═══ SOURCE MATERIAL ═══
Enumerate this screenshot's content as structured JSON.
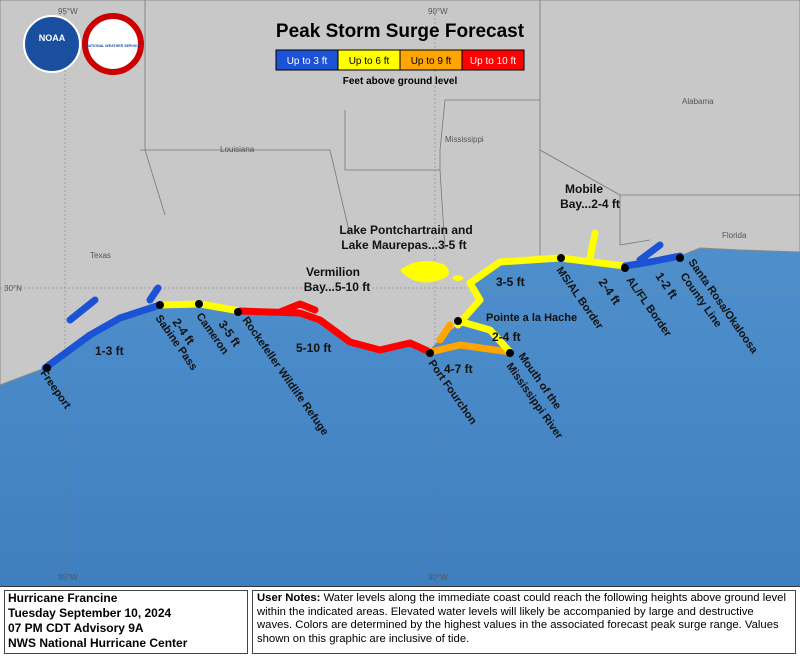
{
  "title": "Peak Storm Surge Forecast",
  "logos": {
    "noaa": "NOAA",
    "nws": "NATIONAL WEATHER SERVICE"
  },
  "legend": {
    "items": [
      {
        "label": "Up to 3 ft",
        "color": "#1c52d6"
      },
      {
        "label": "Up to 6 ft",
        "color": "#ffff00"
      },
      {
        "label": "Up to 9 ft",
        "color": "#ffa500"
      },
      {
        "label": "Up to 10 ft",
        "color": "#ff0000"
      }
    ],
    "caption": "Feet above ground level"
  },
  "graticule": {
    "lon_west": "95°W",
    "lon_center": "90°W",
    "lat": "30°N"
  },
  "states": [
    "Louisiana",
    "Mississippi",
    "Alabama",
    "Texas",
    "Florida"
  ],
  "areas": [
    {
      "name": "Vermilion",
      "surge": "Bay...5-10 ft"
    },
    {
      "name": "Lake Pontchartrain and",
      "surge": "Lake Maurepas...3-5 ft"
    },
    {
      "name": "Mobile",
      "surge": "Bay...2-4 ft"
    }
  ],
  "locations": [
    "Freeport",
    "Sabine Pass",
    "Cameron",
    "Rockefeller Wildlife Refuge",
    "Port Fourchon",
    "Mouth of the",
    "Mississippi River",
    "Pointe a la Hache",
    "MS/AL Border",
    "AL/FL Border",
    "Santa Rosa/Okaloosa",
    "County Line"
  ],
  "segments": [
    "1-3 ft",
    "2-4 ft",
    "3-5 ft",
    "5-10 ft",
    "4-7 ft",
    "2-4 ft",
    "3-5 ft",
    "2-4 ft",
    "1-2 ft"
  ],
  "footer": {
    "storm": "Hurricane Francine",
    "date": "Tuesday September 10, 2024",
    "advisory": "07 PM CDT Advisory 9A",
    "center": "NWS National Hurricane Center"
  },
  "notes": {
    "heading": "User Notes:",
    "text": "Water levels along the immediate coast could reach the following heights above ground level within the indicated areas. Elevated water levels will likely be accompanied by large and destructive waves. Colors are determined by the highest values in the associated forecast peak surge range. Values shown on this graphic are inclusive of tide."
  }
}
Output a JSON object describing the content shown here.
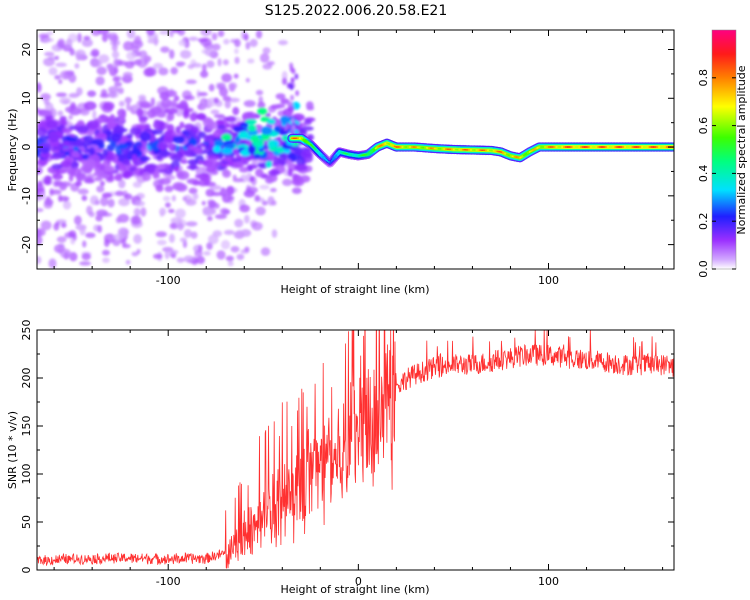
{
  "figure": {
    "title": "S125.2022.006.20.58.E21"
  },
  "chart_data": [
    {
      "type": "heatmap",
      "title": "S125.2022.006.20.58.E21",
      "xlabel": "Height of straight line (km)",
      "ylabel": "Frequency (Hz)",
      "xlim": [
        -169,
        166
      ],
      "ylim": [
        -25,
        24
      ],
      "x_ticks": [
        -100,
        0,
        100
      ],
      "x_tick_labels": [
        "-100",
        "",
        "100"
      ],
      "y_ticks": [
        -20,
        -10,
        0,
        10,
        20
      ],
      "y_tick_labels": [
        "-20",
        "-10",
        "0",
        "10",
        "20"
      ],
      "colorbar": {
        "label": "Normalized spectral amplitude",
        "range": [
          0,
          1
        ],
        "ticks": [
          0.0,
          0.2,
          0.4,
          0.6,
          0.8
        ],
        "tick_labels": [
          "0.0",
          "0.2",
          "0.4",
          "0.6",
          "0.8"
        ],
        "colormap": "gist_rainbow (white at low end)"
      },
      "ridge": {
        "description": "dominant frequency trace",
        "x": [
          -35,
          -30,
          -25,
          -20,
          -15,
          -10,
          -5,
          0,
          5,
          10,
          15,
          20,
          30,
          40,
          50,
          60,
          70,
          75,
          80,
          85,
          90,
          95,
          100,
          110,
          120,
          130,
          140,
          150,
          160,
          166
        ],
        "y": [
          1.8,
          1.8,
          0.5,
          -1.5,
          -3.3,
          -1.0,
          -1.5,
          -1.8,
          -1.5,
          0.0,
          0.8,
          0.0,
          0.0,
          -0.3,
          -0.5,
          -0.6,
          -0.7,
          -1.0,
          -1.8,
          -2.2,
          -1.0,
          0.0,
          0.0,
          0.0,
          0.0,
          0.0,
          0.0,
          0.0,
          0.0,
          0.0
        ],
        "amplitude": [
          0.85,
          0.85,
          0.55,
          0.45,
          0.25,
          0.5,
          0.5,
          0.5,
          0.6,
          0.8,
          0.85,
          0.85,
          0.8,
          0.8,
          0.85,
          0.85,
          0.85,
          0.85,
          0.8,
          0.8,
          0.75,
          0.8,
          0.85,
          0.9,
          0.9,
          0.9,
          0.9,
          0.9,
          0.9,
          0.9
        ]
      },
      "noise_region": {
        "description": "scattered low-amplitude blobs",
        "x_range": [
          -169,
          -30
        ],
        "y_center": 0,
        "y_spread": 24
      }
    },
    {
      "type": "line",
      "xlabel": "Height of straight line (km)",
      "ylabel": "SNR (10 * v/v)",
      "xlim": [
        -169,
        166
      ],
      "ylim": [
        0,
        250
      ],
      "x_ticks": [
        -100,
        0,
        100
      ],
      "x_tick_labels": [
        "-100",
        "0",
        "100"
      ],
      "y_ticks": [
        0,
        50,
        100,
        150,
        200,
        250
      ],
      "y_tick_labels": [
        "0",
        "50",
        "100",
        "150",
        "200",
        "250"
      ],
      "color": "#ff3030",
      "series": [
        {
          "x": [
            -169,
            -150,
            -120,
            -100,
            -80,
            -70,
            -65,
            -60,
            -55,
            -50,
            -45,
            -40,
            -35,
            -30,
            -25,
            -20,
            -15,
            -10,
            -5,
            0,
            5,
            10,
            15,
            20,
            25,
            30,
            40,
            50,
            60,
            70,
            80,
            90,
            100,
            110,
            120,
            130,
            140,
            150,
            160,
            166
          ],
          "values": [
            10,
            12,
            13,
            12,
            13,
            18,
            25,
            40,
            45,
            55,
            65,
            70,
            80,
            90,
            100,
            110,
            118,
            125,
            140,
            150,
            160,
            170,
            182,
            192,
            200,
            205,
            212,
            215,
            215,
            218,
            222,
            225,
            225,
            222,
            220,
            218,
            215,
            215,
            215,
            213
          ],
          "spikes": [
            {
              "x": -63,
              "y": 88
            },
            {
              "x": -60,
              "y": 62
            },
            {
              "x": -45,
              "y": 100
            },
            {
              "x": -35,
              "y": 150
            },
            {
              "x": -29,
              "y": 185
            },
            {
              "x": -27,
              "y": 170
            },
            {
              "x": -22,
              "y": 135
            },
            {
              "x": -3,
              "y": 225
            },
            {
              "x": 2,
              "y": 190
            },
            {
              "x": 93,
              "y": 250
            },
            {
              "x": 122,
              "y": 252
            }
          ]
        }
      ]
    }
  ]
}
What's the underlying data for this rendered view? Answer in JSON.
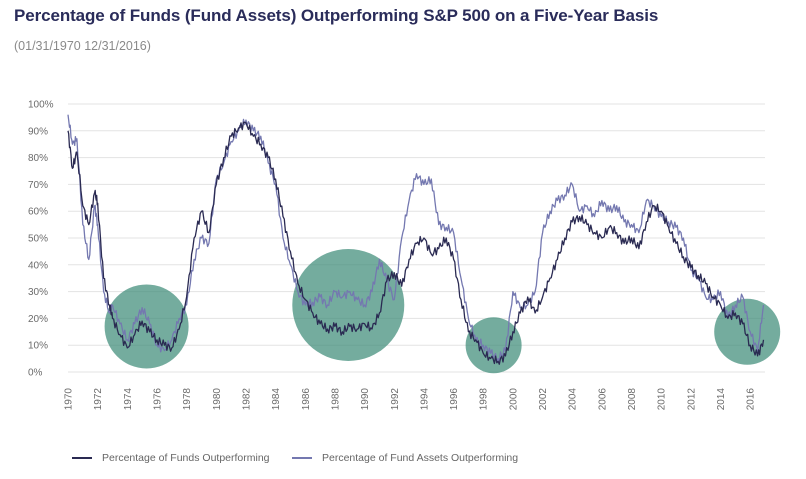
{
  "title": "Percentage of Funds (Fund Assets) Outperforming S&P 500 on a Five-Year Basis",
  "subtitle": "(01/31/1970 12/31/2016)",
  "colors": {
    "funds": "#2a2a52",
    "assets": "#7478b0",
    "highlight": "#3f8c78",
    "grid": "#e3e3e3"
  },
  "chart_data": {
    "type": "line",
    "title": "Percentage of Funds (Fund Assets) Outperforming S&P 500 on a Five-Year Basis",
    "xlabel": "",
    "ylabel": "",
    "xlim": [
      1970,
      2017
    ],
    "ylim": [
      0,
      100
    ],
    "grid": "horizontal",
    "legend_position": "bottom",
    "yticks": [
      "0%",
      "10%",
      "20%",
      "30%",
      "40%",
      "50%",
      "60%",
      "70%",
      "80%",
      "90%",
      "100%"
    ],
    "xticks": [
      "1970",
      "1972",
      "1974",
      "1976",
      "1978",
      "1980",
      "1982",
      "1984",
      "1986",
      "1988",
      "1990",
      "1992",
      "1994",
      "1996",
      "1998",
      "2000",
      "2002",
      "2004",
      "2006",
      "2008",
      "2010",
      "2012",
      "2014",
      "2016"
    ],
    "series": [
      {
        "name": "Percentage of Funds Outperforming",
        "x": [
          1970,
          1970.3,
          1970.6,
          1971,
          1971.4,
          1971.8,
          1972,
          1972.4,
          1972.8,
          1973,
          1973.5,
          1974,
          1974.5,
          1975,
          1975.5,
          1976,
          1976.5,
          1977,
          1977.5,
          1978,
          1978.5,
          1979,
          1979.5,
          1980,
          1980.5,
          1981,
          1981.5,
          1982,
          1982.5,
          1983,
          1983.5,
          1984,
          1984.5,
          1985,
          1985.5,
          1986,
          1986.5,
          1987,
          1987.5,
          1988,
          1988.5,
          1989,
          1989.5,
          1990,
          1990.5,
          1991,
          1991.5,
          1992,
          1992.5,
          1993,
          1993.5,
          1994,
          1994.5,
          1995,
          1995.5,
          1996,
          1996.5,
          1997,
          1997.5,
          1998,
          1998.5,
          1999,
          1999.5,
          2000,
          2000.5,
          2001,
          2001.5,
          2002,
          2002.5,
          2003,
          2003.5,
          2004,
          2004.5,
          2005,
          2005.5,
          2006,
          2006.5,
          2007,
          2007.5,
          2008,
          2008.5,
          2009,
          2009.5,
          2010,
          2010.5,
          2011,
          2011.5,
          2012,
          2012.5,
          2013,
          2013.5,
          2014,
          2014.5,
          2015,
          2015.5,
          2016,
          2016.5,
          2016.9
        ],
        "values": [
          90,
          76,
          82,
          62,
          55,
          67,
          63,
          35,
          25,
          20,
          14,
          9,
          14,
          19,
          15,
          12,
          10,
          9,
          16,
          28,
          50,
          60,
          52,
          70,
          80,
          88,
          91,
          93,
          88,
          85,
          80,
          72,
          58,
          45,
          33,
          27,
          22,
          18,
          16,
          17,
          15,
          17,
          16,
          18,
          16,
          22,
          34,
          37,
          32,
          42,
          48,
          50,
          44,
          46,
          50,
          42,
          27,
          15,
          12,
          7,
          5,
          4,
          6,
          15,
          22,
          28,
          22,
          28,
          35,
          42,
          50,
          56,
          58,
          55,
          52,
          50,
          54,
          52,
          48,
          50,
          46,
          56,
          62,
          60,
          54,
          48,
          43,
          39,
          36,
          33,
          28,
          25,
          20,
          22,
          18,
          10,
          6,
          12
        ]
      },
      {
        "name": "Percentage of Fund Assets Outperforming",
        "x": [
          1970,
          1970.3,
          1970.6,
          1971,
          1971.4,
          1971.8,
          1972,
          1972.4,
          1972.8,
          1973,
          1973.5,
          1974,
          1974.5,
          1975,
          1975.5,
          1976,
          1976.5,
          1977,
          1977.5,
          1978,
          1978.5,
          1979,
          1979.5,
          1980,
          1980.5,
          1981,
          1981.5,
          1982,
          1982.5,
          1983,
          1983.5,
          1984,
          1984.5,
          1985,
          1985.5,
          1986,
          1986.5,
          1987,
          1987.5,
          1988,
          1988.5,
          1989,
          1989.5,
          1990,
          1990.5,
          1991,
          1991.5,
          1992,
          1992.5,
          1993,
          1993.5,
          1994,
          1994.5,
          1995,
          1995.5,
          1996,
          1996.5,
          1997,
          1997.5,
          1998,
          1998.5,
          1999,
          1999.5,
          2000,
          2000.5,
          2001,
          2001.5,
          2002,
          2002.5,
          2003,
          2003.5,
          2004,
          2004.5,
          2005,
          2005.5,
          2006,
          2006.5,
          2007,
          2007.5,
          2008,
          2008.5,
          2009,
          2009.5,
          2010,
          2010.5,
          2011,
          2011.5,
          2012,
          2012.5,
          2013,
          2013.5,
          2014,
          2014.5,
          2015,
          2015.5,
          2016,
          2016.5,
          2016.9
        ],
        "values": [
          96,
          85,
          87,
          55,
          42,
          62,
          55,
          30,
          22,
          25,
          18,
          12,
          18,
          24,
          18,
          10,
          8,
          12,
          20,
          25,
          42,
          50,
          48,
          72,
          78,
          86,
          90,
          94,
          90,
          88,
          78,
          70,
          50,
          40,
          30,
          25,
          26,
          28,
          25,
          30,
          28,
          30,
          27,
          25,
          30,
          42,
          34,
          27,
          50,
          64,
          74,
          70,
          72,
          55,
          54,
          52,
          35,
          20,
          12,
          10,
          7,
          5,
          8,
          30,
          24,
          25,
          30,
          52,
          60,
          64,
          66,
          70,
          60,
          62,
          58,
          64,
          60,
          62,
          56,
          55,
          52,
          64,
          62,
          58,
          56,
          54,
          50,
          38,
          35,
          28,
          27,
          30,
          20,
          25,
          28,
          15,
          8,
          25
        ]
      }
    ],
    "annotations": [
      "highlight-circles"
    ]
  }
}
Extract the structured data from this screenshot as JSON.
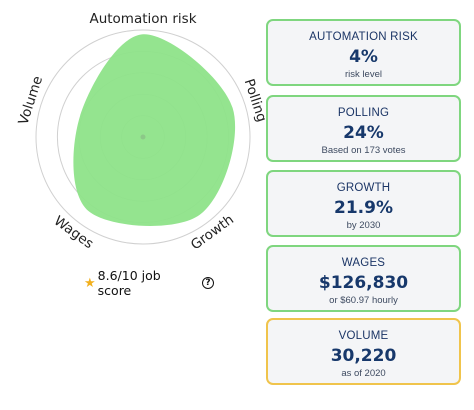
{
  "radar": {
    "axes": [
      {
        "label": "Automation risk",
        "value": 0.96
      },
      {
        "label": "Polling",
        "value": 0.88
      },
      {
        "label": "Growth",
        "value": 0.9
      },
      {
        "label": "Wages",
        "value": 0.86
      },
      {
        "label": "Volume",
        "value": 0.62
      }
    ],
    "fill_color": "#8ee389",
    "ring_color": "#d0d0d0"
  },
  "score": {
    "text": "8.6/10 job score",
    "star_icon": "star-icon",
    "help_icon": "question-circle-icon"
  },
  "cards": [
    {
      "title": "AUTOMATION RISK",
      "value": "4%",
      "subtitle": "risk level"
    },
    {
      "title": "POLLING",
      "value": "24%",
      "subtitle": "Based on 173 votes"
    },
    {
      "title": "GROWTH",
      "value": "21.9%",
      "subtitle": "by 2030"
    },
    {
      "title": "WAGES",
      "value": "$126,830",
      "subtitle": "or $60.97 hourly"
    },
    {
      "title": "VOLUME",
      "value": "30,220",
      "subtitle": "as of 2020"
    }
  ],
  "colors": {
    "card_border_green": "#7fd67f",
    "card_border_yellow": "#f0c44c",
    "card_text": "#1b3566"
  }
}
═══
- [WHAT THE EXERCISE ASKS]:
Repeat only the lines from the line with "Extract the structured" to the end of the entries, including both the first and the last line, and drop every picture.

- [THE COMPLETED TASK]:
Extract the structured data from this screenshot as JSON.
{
  "radar": {
    "axes": [
      {
        "label": "Automation risk",
        "value": 0.96
      },
      {
        "label": "Polling",
        "value": 0.88
      },
      {
        "label": "Growth",
        "value": 0.9
      },
      {
        "label": "Wages",
        "value": 0.86
      },
      {
        "label": "Volume",
        "value": 0.62
      }
    ],
    "fill_color": "#8ee389",
    "ring_color": "#d0d0d0"
  },
  "score": {
    "text": "8.6/10 job score",
    "star_icon": "star-icon",
    "help_icon": "question-circle-icon"
  },
  "cards": [
    {
      "title": "AUTOMATION RISK",
      "value": "4%",
      "subtitle": "risk level"
    },
    {
      "title": "POLLING",
      "value": "24%",
      "subtitle": "Based on 173 votes"
    },
    {
      "title": "GROWTH",
      "value": "21.9%",
      "subtitle": "by 2030"
    },
    {
      "title": "WAGES",
      "value": "$126,830",
      "subtitle": "or $60.97 hourly"
    },
    {
      "title": "VOLUME",
      "value": "30,220",
      "subtitle": "as of 2020"
    }
  ],
  "colors": {
    "card_border_green": "#7fd67f",
    "card_border_yellow": "#f0c44c",
    "card_text": "#1b3566"
  }
}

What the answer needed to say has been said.